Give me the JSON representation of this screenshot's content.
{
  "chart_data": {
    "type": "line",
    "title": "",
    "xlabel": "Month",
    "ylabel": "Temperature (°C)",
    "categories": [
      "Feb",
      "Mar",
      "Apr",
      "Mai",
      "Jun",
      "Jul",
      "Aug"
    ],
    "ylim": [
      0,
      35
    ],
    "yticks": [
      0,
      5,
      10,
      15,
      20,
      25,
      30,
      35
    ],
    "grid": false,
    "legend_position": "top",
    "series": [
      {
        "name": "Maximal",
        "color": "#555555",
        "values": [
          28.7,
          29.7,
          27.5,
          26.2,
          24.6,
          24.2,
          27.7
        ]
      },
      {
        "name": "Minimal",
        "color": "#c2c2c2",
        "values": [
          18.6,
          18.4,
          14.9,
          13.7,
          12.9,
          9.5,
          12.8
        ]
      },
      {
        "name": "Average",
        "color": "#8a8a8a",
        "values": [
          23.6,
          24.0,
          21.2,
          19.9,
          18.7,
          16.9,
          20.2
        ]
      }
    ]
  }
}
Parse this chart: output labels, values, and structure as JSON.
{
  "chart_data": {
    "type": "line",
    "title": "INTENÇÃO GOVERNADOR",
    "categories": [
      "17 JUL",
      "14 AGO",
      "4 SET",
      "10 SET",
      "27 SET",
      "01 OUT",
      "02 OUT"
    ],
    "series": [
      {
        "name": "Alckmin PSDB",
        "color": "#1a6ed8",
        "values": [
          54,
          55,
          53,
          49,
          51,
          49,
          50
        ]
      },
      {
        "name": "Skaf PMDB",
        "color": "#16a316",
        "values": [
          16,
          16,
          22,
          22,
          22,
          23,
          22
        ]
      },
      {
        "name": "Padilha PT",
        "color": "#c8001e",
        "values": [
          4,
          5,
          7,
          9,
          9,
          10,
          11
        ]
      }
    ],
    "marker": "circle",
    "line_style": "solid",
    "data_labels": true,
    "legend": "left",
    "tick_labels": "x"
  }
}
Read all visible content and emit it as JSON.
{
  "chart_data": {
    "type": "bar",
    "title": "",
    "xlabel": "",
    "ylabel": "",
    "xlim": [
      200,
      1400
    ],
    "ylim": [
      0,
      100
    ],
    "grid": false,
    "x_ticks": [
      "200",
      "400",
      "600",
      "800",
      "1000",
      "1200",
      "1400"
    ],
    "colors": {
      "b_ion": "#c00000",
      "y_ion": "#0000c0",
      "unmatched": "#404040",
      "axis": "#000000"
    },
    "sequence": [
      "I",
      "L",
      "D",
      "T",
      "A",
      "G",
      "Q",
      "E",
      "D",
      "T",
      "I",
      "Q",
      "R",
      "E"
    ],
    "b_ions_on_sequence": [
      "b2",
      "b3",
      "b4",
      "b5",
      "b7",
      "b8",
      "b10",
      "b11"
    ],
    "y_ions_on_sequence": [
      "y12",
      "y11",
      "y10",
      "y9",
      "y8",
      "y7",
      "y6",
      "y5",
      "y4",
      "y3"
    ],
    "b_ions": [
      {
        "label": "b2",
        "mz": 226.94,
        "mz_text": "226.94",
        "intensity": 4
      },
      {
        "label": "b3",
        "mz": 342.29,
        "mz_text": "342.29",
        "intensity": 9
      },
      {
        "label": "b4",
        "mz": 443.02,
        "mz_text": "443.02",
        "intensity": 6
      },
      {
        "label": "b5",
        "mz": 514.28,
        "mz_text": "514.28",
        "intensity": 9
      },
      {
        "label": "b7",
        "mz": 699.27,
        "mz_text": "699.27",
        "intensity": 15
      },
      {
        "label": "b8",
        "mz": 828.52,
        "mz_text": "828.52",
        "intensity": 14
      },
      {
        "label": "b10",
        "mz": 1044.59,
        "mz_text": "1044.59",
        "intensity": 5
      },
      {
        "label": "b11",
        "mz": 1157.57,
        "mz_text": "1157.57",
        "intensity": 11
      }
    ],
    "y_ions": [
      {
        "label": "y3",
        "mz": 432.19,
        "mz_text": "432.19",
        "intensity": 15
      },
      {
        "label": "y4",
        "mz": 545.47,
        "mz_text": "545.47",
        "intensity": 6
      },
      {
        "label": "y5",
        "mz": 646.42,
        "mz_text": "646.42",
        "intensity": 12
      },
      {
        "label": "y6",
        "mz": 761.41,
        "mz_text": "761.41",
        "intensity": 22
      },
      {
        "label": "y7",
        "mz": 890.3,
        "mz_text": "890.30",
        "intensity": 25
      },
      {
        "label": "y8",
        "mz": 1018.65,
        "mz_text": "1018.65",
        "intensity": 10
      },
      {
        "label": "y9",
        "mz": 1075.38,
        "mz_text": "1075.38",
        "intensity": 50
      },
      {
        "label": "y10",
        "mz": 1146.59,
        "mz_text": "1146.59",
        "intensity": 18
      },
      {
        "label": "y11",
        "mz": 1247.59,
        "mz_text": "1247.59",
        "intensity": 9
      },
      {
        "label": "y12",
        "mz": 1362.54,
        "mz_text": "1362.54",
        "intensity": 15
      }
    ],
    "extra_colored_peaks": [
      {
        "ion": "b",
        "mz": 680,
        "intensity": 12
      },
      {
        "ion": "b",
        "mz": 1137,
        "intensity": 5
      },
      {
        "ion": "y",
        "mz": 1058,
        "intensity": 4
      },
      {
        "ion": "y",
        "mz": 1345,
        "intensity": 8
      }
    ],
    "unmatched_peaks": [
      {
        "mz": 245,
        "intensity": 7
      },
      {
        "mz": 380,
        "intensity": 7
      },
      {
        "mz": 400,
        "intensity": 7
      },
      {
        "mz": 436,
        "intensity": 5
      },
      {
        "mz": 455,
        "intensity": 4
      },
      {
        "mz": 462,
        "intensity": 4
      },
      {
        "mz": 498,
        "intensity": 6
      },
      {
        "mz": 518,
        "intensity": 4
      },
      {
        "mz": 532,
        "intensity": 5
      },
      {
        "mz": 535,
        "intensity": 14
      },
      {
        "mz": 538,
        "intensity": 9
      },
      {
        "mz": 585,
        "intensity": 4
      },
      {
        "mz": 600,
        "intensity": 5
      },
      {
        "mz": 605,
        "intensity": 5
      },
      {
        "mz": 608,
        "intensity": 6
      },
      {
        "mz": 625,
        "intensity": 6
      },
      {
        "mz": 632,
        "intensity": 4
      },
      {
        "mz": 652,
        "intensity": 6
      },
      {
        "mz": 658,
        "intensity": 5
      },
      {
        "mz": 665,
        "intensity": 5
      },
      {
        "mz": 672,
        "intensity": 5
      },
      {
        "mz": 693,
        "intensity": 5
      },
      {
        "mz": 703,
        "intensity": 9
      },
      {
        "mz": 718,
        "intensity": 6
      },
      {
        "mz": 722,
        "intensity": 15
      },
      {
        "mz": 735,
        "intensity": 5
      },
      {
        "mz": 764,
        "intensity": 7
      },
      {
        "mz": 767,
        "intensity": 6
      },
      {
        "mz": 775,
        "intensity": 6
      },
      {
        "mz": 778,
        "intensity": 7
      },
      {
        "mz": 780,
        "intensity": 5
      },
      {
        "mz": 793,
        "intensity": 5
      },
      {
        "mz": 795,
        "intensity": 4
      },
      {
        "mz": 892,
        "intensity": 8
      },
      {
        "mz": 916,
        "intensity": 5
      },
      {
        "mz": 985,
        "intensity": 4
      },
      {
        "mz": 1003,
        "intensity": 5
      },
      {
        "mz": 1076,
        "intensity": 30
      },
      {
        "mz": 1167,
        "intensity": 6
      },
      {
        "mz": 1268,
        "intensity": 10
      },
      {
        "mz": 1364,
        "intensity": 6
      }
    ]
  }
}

**What you should do:** Return all of the above records exactly, leaving no line out.

**Answer to the exercise:**
Give me the JSON representation of this screenshot's content.
{
  "chart_data": {
    "type": "line",
    "title": "",
    "xlabel": "Month",
    "ylabel": "Temperature (°C)",
    "categories": [
      "Feb",
      "Mar",
      "Apr",
      "Mai",
      "Jun",
      "Jul",
      "Aug"
    ],
    "ylim": [
      0,
      35
    ],
    "yticks": [
      0,
      5,
      10,
      15,
      20,
      25,
      30,
      35
    ],
    "grid": false,
    "legend_position": "top",
    "series": [
      {
        "name": "Maximal",
        "color": "#555555",
        "values": [
          28.7,
          29.7,
          27.5,
          26.2,
          24.6,
          24.2,
          27.7
        ]
      },
      {
        "name": "Minimal",
        "color": "#c2c2c2",
        "values": [
          18.6,
          18.4,
          14.9,
          13.7,
          12.9,
          9.5,
          12.8
        ]
      },
      {
        "name": "Average",
        "color": "#8a8a8a",
        "values": [
          23.6,
          24.0,
          21.2,
          19.9,
          18.7,
          16.9,
          20.2
        ]
      }
    ]
  }
}
Parse this chart: output labels, values, and structure as JSON.
{
  "chart_data": {
    "type": "line",
    "title": "INTENÇÃO GOVERNADOR",
    "categories": [
      "17 JUL",
      "14 AGO",
      "4 SET",
      "10 SET",
      "27 SET",
      "01 OUT",
      "02 OUT"
    ],
    "series": [
      {
        "name": "Alckmin PSDB",
        "color": "#1a6ed8",
        "values": [
          54,
          55,
          53,
          49,
          51,
          49,
          50
        ]
      },
      {
        "name": "Skaf PMDB",
        "color": "#16a316",
        "values": [
          16,
          16,
          22,
          22,
          22,
          23,
          22
        ]
      },
      {
        "name": "Padilha PT",
        "color": "#c8001e",
        "values": [
          4,
          5,
          7,
          9,
          9,
          10,
          11
        ]
      }
    ],
    "marker": "circle",
    "line_style": "solid",
    "data_labels": true,
    "legend": "left",
    "tick_labels": "x"
  }
}
Read all visible content and emit it as JSON.
{
  "chart_data": {
    "type": "bar",
    "title": "",
    "xlabel": "",
    "ylabel": "",
    "xlim": [
      200,
      1400
    ],
    "ylim": [
      0,
      100
    ],
    "grid": false,
    "x_ticks": [
      "200",
      "400",
      "600",
      "800",
      "1000",
      "1200",
      "1400"
    ],
    "colors": {
      "b_ion": "#c00000",
      "y_ion": "#0000c0",
      "unmatched": "#404040",
      "axis": "#000000"
    },
    "sequence": [
      "I",
      "L",
      "D",
      "T",
      "A",
      "G",
      "Q",
      "E",
      "D",
      "T",
      "I",
      "Q",
      "R",
      "E"
    ],
    "b_ions_on_sequence": [
      "b2",
      "b3",
      "b4",
      "b5",
      "b7",
      "b8",
      "b10",
      "b11"
    ],
    "y_ions_on_sequence": [
      "y12",
      "y11",
      "y10",
      "y9",
      "y8",
      "y7",
      "y6",
      "y5",
      "y4",
      "y3"
    ],
    "b_ions": [
      {
        "label": "b2",
        "mz": 226.94,
        "mz_text": "226.94",
        "intensity": 4
      },
      {
        "label": "b3",
        "mz": 342.29,
        "mz_text": "342.29",
        "intensity": 9
      },
      {
        "label": "b4",
        "mz": 443.02,
        "mz_text": "443.02",
        "intensity": 6
      },
      {
        "label": "b5",
        "mz": 514.28,
        "mz_text": "514.28",
        "intensity": 9
      },
      {
        "label": "b7",
        "mz": 699.27,
        "mz_text": "699.27",
        "intensity": 15
      },
      {
        "label": "b8",
        "mz": 828.52,
        "mz_text": "828.52",
        "intensity": 14
      },
      {
        "label": "b10",
        "mz": 1044.59,
        "mz_text": "1044.59",
        "intensity": 5
      },
      {
        "label": "b11",
        "mz": 1157.57,
        "mz_text": "1157.57",
        "intensity": 11
      }
    ],
    "y_ions": [
      {
        "label": "y3",
        "mz": 432.19,
        "mz_text": "432.19",
        "intensity": 15
      },
      {
        "label": "y4",
        "mz": 545.47,
        "mz_text": "545.47",
        "intensity": 6
      },
      {
        "label": "y5",
        "mz": 646.42,
        "mz_text": "646.42",
        "intensity": 12
      },
      {
        "label": "y6",
        "mz": 761.41,
        "mz_text": "761.41",
        "intensity": 22
      },
      {
        "label": "y7",
        "mz": 890.3,
        "mz_text": "890.30",
        "intensity": 25
      },
      {
        "label": "y8",
        "mz": 1018.65,
        "mz_text": "1018.65",
        "intensity": 10
      },
      {
        "label": "y9",
        "mz": 1075.38,
        "mz_text": "1075.38",
        "intensity": 50
      },
      {
        "label": "y10",
        "mz": 1146.59,
        "mz_text": "1146.59",
        "intensity": 18
      },
      {
        "label": "y11",
        "mz": 1247.59,
        "mz_text": "1247.59",
        "intensity": 9
      },
      {
        "label": "y12",
        "mz": 1362.54,
        "mz_text": "1362.54",
        "intensity": 15
      }
    ],
    "extra_colored_peaks": [
      {
        "ion": "b",
        "mz": 680,
        "intensity": 12
      },
      {
        "ion": "b",
        "mz": 1137,
        "intensity": 5
      },
      {
        "ion": "y",
        "mz": 1058,
        "intensity": 4
      },
      {
        "ion": "y",
        "mz": 1345,
        "intensity": 8
      }
    ],
    "unmatched_peaks": [
      {
        "mz": 245,
        "intensity": 7
      },
      {
        "mz": 380,
        "intensity": 7
      },
      {
        "mz": 400,
        "intensity": 7
      },
      {
        "mz": 436,
        "intensity": 5
      },
      {
        "mz": 455,
        "intensity": 4
      },
      {
        "mz": 462,
        "intensity": 4
      },
      {
        "mz": 498,
        "intensity": 6
      },
      {
        "mz": 518,
        "intensity": 4
      },
      {
        "mz": 532,
        "intensity": 5
      },
      {
        "mz": 535,
        "intensity": 14
      },
      {
        "mz": 538,
        "intensity": 9
      },
      {
        "mz": 585,
        "intensity": 4
      },
      {
        "mz": 600,
        "intensity": 5
      },
      {
        "mz": 605,
        "intensity": 5
      },
      {
        "mz": 608,
        "intensity": 6
      },
      {
        "mz": 625,
        "intensity": 6
      },
      {
        "mz": 632,
        "intensity": 4
      },
      {
        "mz": 652,
        "intensity": 6
      },
      {
        "mz": 658,
        "intensity": 5
      },
      {
        "mz": 665,
        "intensity": 5
      },
      {
        "mz": 672,
        "intensity": 5
      },
      {
        "mz": 693,
        "intensity": 5
      },
      {
        "mz": 703,
        "intensity": 9
      },
      {
        "mz": 718,
        "intensity": 6
      },
      {
        "mz": 722,
        "intensity": 15
      },
      {
        "mz": 735,
        "intensity": 5
      },
      {
        "mz": 764,
        "intensity": 7
      },
      {
        "mz": 767,
        "intensity": 6
      },
      {
        "mz": 775,
        "intensity": 6
      },
      {
        "mz": 778,
        "intensity": 7
      },
      {
        "mz": 780,
        "intensity": 5
      },
      {
        "mz": 793,
        "intensity": 5
      },
      {
        "mz": 795,
        "intensity": 4
      },
      {
        "mz": 892,
        "intensity": 8
      },
      {
        "mz": 916,
        "intensity": 5
      },
      {
        "mz": 985,
        "intensity": 4
      },
      {
        "mz": 1003,
        "intensity": 5
      },
      {
        "mz": 1076,
        "intensity": 30
      },
      {
        "mz": 1167,
        "intensity": 6
      },
      {
        "mz": 1268,
        "intensity": 10
      },
      {
        "mz": 1364,
        "intensity": 6
      }
    ]
  }
}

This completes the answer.